Work to complete
Below are the records; locate each line with the word "counter" and copy it.

[Data records]
>> Start

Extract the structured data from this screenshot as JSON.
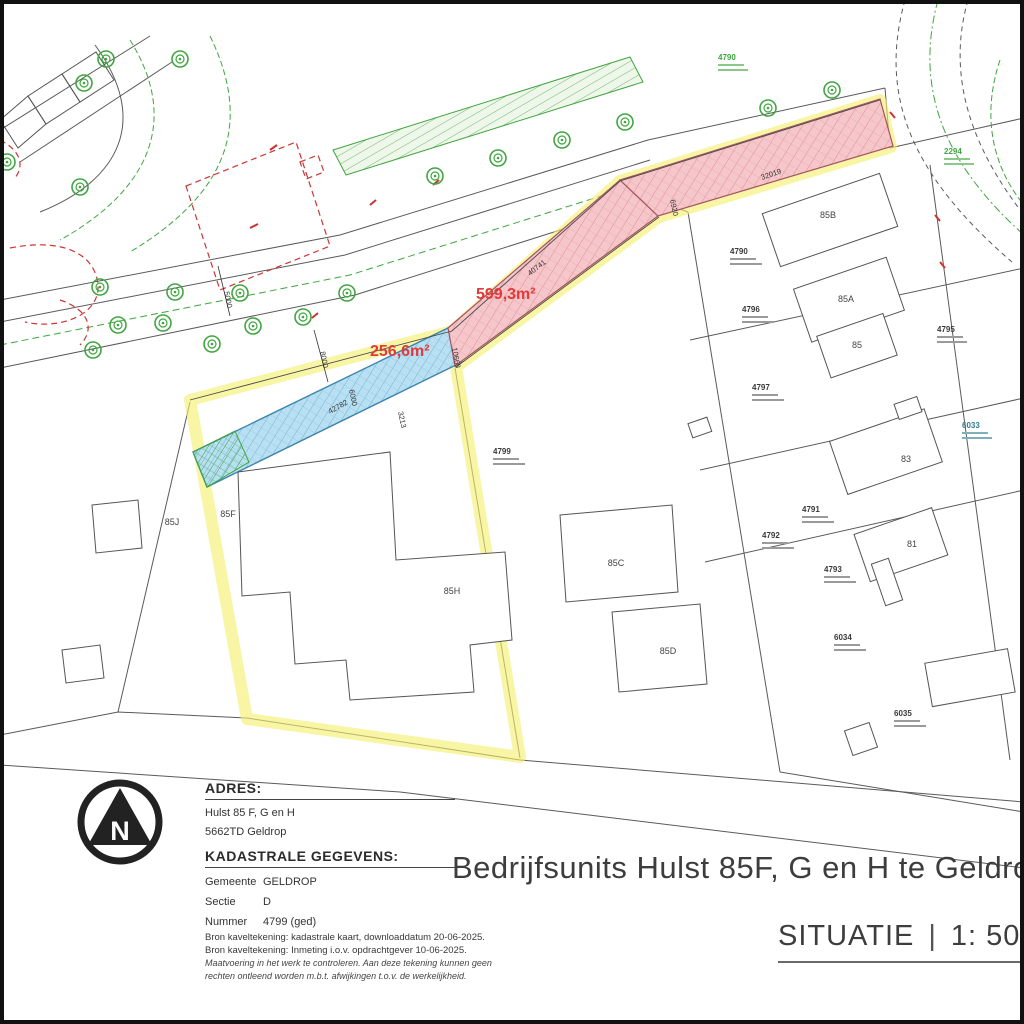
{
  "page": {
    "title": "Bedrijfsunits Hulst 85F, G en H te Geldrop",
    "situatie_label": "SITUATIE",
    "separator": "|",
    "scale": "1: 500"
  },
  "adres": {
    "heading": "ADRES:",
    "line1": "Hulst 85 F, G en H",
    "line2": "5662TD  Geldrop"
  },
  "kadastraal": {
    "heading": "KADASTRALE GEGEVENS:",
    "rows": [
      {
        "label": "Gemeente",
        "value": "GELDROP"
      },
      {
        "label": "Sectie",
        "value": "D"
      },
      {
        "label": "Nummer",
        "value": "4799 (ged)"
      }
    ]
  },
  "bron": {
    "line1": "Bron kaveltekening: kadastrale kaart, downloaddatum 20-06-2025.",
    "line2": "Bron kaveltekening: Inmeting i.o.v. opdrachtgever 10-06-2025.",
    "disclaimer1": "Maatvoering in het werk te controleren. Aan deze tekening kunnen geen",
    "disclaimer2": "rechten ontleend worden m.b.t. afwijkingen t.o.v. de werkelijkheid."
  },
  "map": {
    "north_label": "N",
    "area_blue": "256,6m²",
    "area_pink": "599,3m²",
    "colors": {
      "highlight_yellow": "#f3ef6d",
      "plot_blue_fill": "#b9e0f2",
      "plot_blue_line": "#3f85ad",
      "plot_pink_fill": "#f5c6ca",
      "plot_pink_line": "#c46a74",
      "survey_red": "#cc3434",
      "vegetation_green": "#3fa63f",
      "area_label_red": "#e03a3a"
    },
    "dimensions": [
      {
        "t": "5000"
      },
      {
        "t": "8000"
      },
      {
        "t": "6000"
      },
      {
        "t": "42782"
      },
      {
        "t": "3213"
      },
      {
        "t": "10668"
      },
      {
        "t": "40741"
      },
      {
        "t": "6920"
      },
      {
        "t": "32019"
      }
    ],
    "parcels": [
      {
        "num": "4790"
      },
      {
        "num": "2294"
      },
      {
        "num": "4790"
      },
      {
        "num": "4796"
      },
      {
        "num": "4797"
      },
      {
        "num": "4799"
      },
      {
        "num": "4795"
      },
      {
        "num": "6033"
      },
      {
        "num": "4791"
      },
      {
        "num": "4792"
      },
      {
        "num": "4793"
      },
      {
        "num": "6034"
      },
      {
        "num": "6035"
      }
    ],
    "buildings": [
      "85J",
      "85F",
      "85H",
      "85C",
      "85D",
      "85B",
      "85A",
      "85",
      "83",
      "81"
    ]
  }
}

>> End
>> Start

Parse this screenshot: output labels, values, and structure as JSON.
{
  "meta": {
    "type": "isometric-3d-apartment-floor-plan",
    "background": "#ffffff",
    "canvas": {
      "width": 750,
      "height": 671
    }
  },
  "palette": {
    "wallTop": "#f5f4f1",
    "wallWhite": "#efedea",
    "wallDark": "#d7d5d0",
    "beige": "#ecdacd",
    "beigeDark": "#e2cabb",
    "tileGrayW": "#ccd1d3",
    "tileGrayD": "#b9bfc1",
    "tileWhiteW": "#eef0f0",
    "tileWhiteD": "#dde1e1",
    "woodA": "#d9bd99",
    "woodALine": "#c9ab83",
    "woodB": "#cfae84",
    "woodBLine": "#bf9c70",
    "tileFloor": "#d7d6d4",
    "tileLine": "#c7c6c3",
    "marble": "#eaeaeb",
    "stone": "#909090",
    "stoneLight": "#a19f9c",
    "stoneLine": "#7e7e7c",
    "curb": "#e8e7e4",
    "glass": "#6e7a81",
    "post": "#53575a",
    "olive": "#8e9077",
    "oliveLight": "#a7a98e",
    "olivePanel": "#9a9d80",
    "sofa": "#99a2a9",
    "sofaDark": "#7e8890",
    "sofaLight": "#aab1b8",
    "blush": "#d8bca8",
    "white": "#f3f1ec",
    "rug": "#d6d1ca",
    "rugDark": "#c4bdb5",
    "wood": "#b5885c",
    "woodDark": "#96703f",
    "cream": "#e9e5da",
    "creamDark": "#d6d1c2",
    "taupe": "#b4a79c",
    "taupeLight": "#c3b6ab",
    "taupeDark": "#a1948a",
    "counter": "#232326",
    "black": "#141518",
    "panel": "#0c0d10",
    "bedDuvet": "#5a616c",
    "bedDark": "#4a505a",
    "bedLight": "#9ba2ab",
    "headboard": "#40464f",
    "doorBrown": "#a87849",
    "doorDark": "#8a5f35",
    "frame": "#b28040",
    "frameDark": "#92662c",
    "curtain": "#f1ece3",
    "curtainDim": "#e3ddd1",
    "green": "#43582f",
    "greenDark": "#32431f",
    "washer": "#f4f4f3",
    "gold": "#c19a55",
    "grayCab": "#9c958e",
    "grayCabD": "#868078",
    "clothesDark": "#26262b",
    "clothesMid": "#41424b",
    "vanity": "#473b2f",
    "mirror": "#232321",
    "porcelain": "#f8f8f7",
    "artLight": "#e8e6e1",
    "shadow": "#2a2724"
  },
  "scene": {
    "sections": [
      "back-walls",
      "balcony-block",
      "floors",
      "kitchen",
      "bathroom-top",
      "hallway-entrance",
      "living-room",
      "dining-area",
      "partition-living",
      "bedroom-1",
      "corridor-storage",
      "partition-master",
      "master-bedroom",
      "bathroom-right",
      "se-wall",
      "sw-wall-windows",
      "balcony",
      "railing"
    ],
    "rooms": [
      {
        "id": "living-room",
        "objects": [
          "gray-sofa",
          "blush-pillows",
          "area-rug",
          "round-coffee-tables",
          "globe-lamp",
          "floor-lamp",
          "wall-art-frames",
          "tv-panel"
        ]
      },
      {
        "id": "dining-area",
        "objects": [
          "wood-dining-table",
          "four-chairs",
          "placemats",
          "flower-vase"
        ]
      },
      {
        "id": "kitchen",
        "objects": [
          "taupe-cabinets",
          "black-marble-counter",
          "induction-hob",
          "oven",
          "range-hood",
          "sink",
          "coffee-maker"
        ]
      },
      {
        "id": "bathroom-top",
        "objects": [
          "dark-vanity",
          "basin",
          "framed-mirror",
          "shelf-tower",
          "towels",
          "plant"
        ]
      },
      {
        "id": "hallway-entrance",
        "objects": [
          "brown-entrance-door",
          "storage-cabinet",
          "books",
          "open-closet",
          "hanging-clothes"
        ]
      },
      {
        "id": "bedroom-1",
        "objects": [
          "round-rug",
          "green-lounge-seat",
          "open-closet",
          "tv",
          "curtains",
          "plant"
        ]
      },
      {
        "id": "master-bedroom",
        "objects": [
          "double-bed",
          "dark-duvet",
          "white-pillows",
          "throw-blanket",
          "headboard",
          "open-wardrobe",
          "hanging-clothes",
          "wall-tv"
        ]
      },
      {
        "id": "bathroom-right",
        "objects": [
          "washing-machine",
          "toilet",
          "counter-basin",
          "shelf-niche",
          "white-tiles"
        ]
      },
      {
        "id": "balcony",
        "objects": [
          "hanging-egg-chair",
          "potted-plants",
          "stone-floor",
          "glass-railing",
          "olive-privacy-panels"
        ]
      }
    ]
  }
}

>> End
>> Start

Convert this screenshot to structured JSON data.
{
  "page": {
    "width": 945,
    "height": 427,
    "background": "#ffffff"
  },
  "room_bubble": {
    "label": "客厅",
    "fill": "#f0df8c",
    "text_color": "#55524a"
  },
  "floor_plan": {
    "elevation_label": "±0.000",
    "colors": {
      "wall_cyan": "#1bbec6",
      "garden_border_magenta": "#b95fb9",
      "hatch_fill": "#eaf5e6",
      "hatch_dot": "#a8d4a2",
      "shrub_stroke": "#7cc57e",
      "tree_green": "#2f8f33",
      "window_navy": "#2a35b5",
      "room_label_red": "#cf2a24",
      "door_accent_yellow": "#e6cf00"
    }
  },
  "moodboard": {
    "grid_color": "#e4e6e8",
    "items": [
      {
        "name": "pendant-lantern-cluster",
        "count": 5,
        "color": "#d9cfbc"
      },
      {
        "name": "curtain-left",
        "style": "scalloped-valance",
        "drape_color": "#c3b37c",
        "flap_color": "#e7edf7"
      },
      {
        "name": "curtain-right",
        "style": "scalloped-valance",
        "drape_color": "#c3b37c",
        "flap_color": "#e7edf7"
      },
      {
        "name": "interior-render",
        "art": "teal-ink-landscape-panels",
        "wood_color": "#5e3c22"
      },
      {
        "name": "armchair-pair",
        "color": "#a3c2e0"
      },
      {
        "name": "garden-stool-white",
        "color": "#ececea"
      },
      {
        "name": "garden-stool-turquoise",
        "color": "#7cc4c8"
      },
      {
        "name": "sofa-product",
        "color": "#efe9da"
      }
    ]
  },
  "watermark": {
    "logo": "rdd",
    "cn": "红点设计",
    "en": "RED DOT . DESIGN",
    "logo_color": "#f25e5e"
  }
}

>> End

Result of this exercise
    "counter": "#232326",
          "black-marble-counter",
          "counter-basin",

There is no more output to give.